#### RECORDS FOR THE TASK ####

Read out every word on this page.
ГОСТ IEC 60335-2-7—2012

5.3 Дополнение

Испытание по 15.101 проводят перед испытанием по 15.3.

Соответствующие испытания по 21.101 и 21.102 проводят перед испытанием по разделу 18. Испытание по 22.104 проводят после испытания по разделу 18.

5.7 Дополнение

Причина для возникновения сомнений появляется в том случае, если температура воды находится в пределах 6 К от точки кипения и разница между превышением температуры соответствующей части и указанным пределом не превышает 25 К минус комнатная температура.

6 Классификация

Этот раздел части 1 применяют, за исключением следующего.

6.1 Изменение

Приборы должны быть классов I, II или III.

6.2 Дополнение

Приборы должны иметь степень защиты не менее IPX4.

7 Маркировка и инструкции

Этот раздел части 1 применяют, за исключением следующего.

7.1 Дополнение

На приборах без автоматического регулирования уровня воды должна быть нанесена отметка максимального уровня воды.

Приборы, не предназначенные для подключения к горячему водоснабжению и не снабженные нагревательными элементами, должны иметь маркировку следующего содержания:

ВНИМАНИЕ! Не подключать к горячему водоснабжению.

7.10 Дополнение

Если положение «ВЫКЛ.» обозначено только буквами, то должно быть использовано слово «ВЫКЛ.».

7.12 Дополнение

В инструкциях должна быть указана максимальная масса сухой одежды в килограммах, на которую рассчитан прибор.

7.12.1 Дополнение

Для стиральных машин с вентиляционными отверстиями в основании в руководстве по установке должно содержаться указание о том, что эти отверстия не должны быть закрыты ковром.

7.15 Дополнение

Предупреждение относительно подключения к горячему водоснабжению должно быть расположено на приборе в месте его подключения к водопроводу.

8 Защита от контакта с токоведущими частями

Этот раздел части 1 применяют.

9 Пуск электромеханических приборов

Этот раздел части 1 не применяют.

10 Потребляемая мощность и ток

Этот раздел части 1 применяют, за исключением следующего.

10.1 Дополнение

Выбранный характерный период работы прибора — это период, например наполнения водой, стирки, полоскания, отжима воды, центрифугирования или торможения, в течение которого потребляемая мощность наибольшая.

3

####

GIVEN INSTRUCTION:
Take the records above and return them exactly as written.

TASK OUTPUT:
Read out every word on this page.
ГОСТ IEC 60335-2-7—2012

5.3 Дополнение

Испытание по 15.101 проводят перед испытанием по 15.3.

Соответствующие испытания по 21.101 и 21.102 проводят перед испытанием по разделу 18. Испытание по 22.104 проводят после испытания по разделу 18.

5.7 Дополнение

Причина для возникновения сомнений появляется в том случае, если температура воды находится в пределах 6 К от точки кипения и разница между превышением температуры соответствующей части и указанным пределом не превышает 25 К минус комнатная температура.

6 Классификация

Этот раздел части 1 применяют, за исключением следующего.

6.1 Изменение

Приборы должны быть классов I, II или III.

6.2 Дополнение

Приборы должны иметь степень защиты не менее IPX4.

7 Маркировка и инструкции

Этот раздел части 1 применяют, за исключением следующего.

7.1 Дополнение

На приборах без автоматического регулирования уровня воды должна быть нанесена отметка максимального уровня воды.

Приборы, не предназначенные для подключения к горячему водоснабжению и не снабженные нагревательными элементами, должны иметь маркировку следующего содержания:

ВНИМАНИЕ! Не подключать к горячему водоснабжению.

7.10 Дополнение

Если положение «ВЫКЛ.» обозначено только буквами, то должно быть использовано слово «ВЫКЛ.».

7.12 Дополнение

В инструкциях должна быть указана максимальная масса сухой одежды в килограммах, на которую рассчитан прибор.

7.12.1 Дополнение

Для стиральных машин с вентиляционными отверстиями в основании в руководстве по установке должно содержаться указание о том, что эти отверстия не должны быть закрыты ковром.

7.15 Дополнение

Предупреждение относительно подключения к горячему водоснабжению должно быть расположено на приборе в месте его подключения к водопроводу.

8 Защита от контакта с токоведущими частями

Этот раздел части 1 применяют.

9 Пуск электромеханических приборов

Этот раздел части 1 не применяют.

10 Потребляемая мощность и ток

Этот раздел части 1 применяют, за исключением следующего.

10.1 Дополнение

Выбранный характерный период работы прибора — это период, например наполнения водой, стирки, полоскания, отжима воды, центрифугирования или торможения, в течение которого потребляемая мощность наибольшая.

3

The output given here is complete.